- EXERCISE TASK: Repeat all of the material below exactly as written, images excluded.

═════ RECORD LIST ═════

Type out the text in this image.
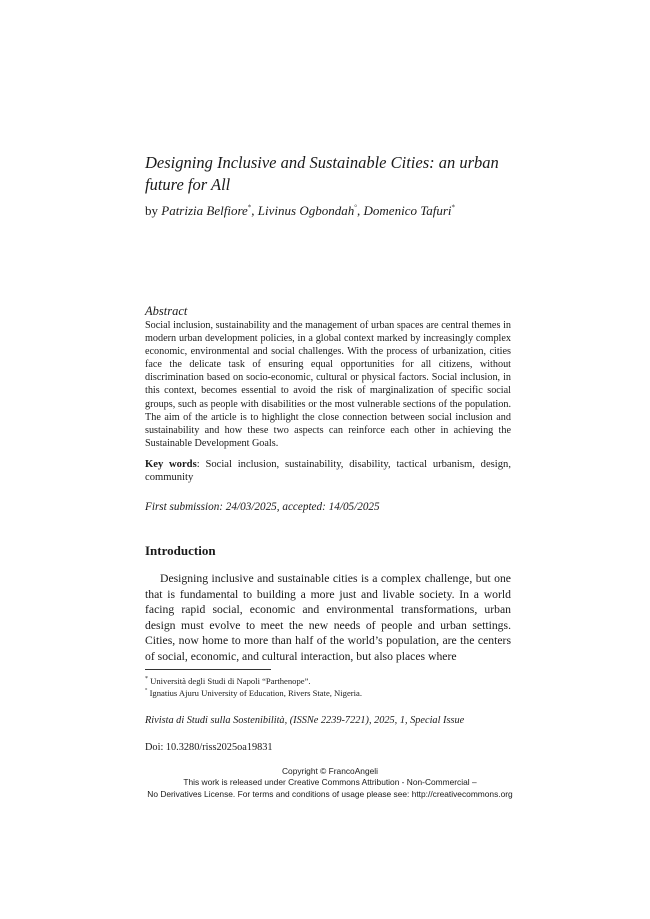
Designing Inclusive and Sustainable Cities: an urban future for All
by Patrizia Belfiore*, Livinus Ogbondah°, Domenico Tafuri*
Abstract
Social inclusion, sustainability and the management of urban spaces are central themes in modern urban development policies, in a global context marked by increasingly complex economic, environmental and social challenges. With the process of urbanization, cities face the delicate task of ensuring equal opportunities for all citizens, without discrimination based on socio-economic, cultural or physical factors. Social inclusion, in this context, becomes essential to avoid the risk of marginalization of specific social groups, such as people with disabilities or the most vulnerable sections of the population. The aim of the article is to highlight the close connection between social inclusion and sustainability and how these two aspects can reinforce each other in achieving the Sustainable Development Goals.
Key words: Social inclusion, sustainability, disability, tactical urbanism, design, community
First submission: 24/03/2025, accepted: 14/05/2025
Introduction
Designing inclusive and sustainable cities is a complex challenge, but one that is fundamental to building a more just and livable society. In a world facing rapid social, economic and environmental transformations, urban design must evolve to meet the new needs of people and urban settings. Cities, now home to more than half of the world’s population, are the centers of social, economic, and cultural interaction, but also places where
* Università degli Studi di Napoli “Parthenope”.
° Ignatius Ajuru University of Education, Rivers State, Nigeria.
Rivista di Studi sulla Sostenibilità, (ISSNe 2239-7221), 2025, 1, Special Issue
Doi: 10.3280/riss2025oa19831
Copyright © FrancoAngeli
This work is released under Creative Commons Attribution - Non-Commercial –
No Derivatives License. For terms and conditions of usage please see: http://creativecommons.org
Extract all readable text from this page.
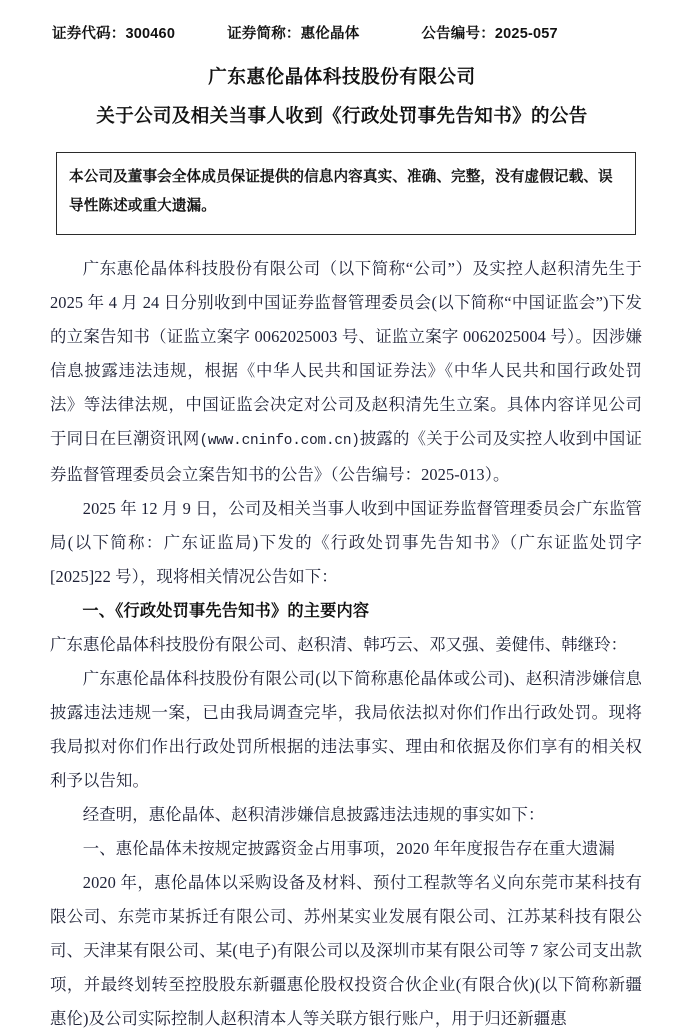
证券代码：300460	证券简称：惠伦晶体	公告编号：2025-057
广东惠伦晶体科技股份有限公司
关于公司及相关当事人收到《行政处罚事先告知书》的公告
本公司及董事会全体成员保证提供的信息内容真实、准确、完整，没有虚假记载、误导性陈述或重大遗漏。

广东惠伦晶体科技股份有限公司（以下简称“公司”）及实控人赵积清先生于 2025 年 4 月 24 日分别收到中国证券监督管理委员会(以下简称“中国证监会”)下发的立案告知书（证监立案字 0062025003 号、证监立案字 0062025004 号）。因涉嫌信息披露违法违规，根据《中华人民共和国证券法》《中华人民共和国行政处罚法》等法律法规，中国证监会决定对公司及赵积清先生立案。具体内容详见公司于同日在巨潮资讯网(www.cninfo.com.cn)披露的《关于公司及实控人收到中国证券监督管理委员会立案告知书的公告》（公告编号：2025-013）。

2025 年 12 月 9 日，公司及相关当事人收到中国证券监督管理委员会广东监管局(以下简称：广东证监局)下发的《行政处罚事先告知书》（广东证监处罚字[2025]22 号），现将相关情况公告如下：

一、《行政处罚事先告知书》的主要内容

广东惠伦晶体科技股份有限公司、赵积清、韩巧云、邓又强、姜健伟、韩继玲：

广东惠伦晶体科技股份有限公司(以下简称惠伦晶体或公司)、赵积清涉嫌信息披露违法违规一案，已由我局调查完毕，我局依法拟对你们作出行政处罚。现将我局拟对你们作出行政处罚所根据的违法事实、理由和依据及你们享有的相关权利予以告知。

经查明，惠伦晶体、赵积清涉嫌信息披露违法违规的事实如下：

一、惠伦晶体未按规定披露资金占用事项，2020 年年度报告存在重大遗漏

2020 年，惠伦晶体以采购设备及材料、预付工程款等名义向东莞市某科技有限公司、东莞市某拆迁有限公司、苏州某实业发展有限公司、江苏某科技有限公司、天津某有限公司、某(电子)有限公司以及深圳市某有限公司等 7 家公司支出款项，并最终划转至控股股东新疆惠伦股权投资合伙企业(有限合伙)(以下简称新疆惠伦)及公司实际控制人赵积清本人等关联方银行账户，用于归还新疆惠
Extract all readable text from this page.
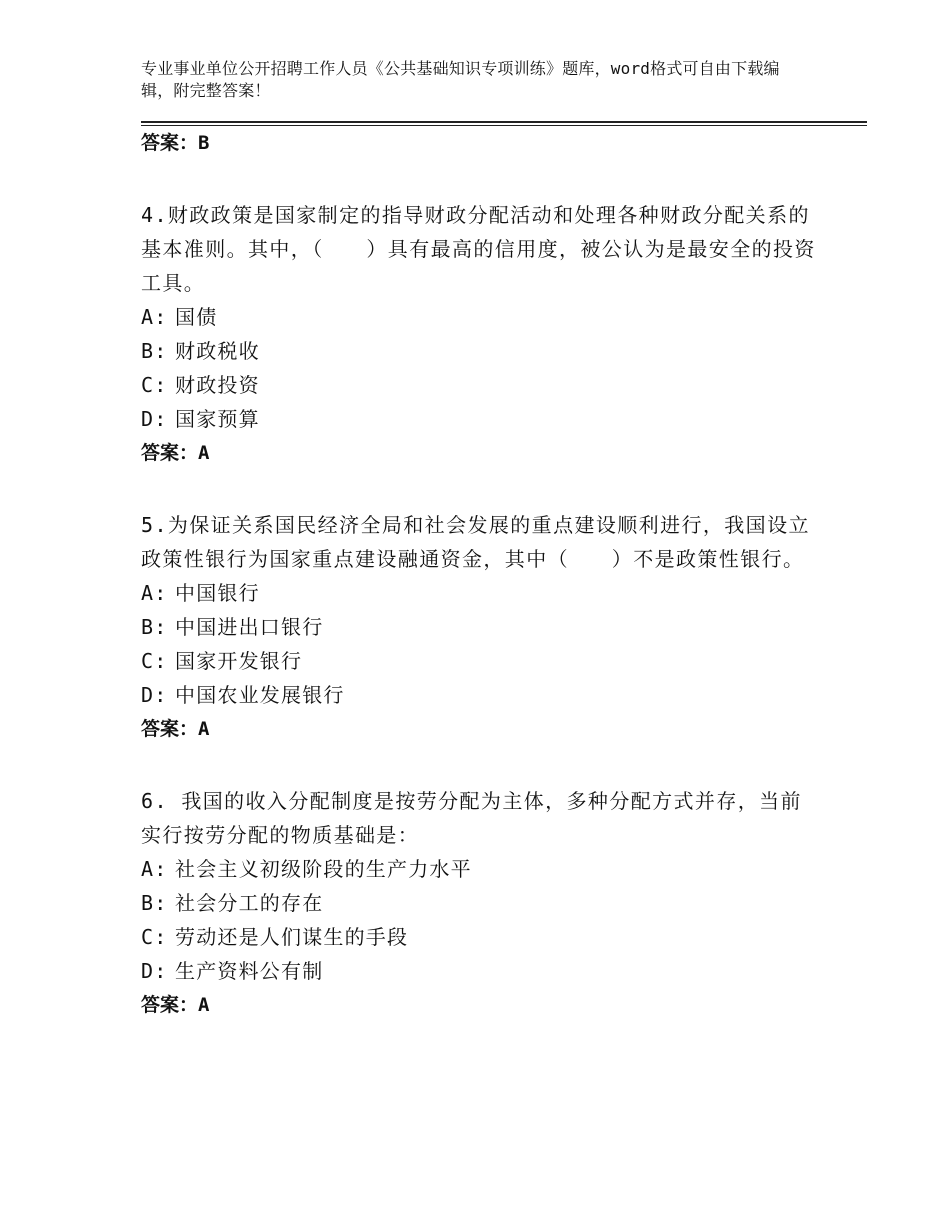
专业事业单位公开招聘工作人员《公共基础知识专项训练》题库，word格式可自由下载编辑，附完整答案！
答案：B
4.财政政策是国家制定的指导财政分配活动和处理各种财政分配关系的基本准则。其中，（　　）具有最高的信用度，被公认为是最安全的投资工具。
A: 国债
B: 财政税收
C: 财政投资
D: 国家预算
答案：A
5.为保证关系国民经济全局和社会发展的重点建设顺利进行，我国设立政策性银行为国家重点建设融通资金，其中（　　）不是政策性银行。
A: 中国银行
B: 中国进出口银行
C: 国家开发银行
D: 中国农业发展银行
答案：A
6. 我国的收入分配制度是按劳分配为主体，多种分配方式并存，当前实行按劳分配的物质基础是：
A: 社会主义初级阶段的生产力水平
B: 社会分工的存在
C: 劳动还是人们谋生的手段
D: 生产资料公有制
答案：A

═════

- TASK RESPONSE:
Type out the text in this image.
Designing Inclusive and Sustainable Cities: an urban future for All
by Patrizia Belfiore*, Livinus Ogbondah°, Domenico Tafuri*
Abstract
Social inclusion, sustainability and the management of urban spaces are central themes in modern urban development policies, in a global context marked by increasingly complex economic, environmental and social challenges. With the process of urbanization, cities face the delicate task of ensuring equal opportunities for all citizens, without discrimination based on socio-economic, cultural or physical factors. Social inclusion, in this context, becomes essential to avoid the risk of marginalization of specific social groups, such as people with disabilities or the most vulnerable sections of the population. The aim of the article is to highlight the close connection between social inclusion and sustainability and how these two aspects can reinforce each other in achieving the Sustainable Development Goals.
Key words: Social inclusion, sustainability, disability, tactical urbanism, design, community
First submission: 24/03/2025, accepted: 14/05/2025
Introduction
Designing inclusive and sustainable cities is a complex challenge, but one that is fundamental to building a more just and livable society. In a world facing rapid social, economic and environmental transformations, urban design must evolve to meet the new needs of people and urban settings. Cities, now home to more than half of the world’s population, are the centers of social, economic, and cultural interaction, but also places where
* Università degli Studi di Napoli “Parthenope”.
° Ignatius Ajuru University of Education, Rivers State, Nigeria.
Rivista di Studi sulla Sostenibilità, (ISSNe 2239-7221), 2025, 1, Special Issue
Doi: 10.3280/riss2025oa19831
Copyright © FrancoAngeli
This work is released under Creative Commons Attribution - Non-Commercial –
No Derivatives License. For terms and conditions of usage please see: http://creativecommons.org
Extract all readable text from this page.
证券代码：300460	证券简称：惠伦晶体	公告编号：2025-057
广东惠伦晶体科技股份有限公司
关于公司及相关当事人收到《行政处罚事先告知书》的公告
本公司及董事会全体成员保证提供的信息内容真实、准确、完整，没有虚假记载、误导性陈述或重大遗漏。

广东惠伦晶体科技股份有限公司（以下简称“公司”）及实控人赵积清先生于 2025 年 4 月 24 日分别收到中国证券监督管理委员会(以下简称“中国证监会”)下发的立案告知书（证监立案字 0062025003 号、证监立案字 0062025004 号）。因涉嫌信息披露违法违规，根据《中华人民共和国证券法》《中华人民共和国行政处罚法》等法律法规，中国证监会决定对公司及赵积清先生立案。具体内容详见公司于同日在巨潮资讯网(www.cninfo.com.cn)披露的《关于公司及实控人收到中国证券监督管理委员会立案告知书的公告》（公告编号：2025-013）。

2025 年 12 月 9 日，公司及相关当事人收到中国证券监督管理委员会广东监管局(以下简称：广东证监局)下发的《行政处罚事先告知书》（广东证监处罚字[2025]22 号），现将相关情况公告如下：

一、《行政处罚事先告知书》的主要内容

广东惠伦晶体科技股份有限公司、赵积清、韩巧云、邓又强、姜健伟、韩继玲：

广东惠伦晶体科技股份有限公司(以下简称惠伦晶体或公司)、赵积清涉嫌信息披露违法违规一案，已由我局调查完毕，我局依法拟对你们作出行政处罚。现将我局拟对你们作出行政处罚所根据的违法事实、理由和依据及你们享有的相关权利予以告知。

经查明，惠伦晶体、赵积清涉嫌信息披露违法违规的事实如下：

一、惠伦晶体未按规定披露资金占用事项，2020 年年度报告存在重大遗漏

2020 年，惠伦晶体以采购设备及材料、预付工程款等名义向东莞市某科技有限公司、东莞市某拆迁有限公司、苏州某实业发展有限公司、江苏某科技有限公司、天津某有限公司、某(电子)有限公司以及深圳市某有限公司等 7 家公司支出款项，并最终划转至控股股东新疆惠伦股权投资合伙企业(有限合伙)(以下简称新疆惠伦)及公司实际控制人赵积清本人等关联方银行账户，用于归还新疆惠
Extract all readable text from this page.
专业事业单位公开招聘工作人员《公共基础知识专项训练》题库，word格式可自由下载编辑，附完整答案！
答案：B
4.财政政策是国家制定的指导财政分配活动和处理各种财政分配关系的基本准则。其中，（　　）具有最高的信用度，被公认为是最安全的投资工具。
A: 国债
B: 财政税收
C: 财政投资
D: 国家预算
答案：A
5.为保证关系国民经济全局和社会发展的重点建设顺利进行，我国设立政策性银行为国家重点建设融通资金，其中（　　）不是政策性银行。
A: 中国银行
B: 中国进出口银行
C: 国家开发银行
D: 中国农业发展银行
答案：A
6. 我国的收入分配制度是按劳分配为主体，多种分配方式并存，当前实行按劳分配的物质基础是：
A: 社会主义初级阶段的生产力水平
B: 社会分工的存在
C: 劳动还是人们谋生的手段
D: 生产资料公有制
答案：A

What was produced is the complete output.